### Do this
Locate all lines in the data below that hold "days" and show them.

### Material provided
+ + + + + + +

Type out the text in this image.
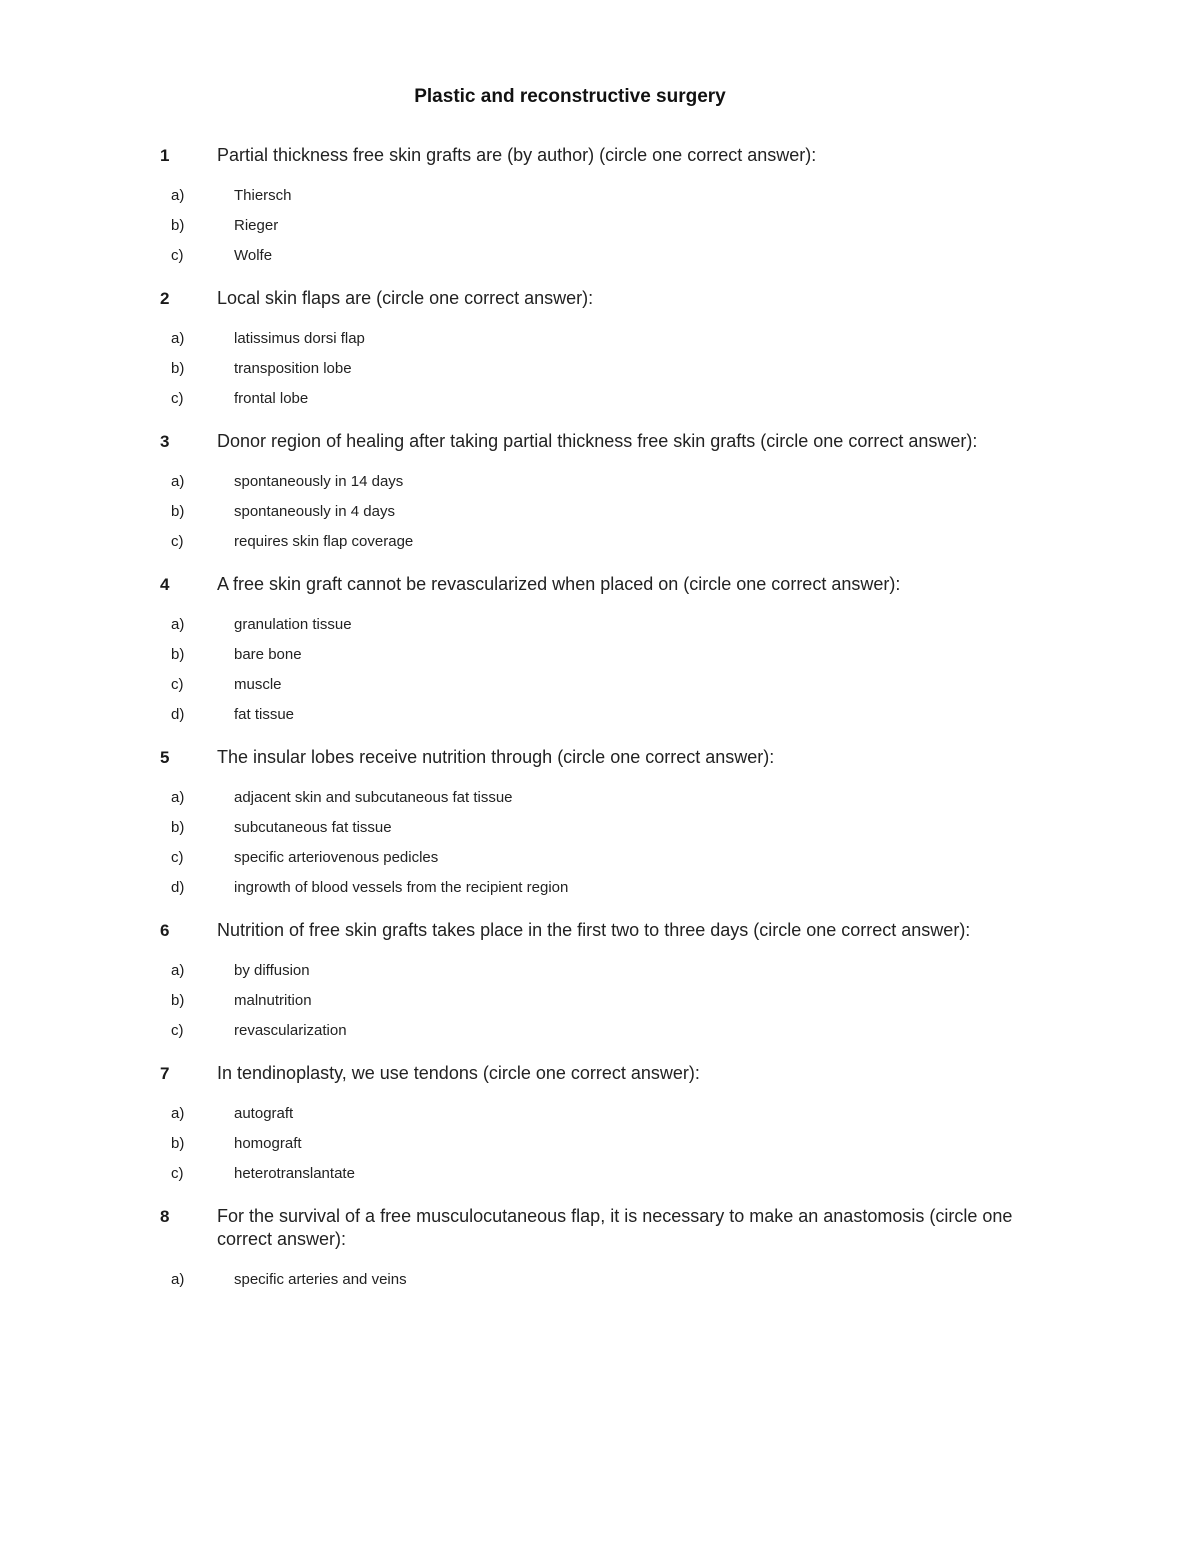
Plastic and reconstructive surgery
1	Partial thickness free skin grafts are (by author) (circle one correct answer):
a)	Thiersch
b)	Rieger
c)	Wolfe
2	Local skin flaps are (circle one correct answer):
a)	latissimus dorsi flap
b)	transposition lobe
c)	frontal lobe
3	Donor region of healing after taking partial thickness free skin grafts (circle one correct answer):
a)	spontaneously in 14 days
b)	spontaneously in 4 days
c)	requires skin flap coverage
4	A free skin graft cannot be revascularized when placed on (circle one correct answer):
a)	granulation tissue
b)	bare bone
c)	muscle
d)	fat tissue
5	The insular lobes receive nutrition through (circle one correct answer):
a)	adjacent skin and subcutaneous fat tissue
b)	subcutaneous fat tissue
c)	specific arteriovenous pedicles
d)	ingrowth of blood vessels from the recipient region
6	Nutrition of free skin grafts takes place in the first two to three days (circle one correct answer):
a)	by diffusion
b)	malnutrition
c)	revascularization
7	In tendinoplasty, we use tendons (circle one correct answer):
a)	autograft
b)	homograft
c)	heterotranslantate
8	For the survival of a free musculocutaneous flap, it is necessary to make an anastomosis (circle one correct answer):
a)	specific arteries and veins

+ + + + + + +

### Solution below
a)	spontaneously in 14 days
b)	spontaneously in 4 days
6	Nutrition of free skin grafts takes place in the first two to three days (circle one correct answer):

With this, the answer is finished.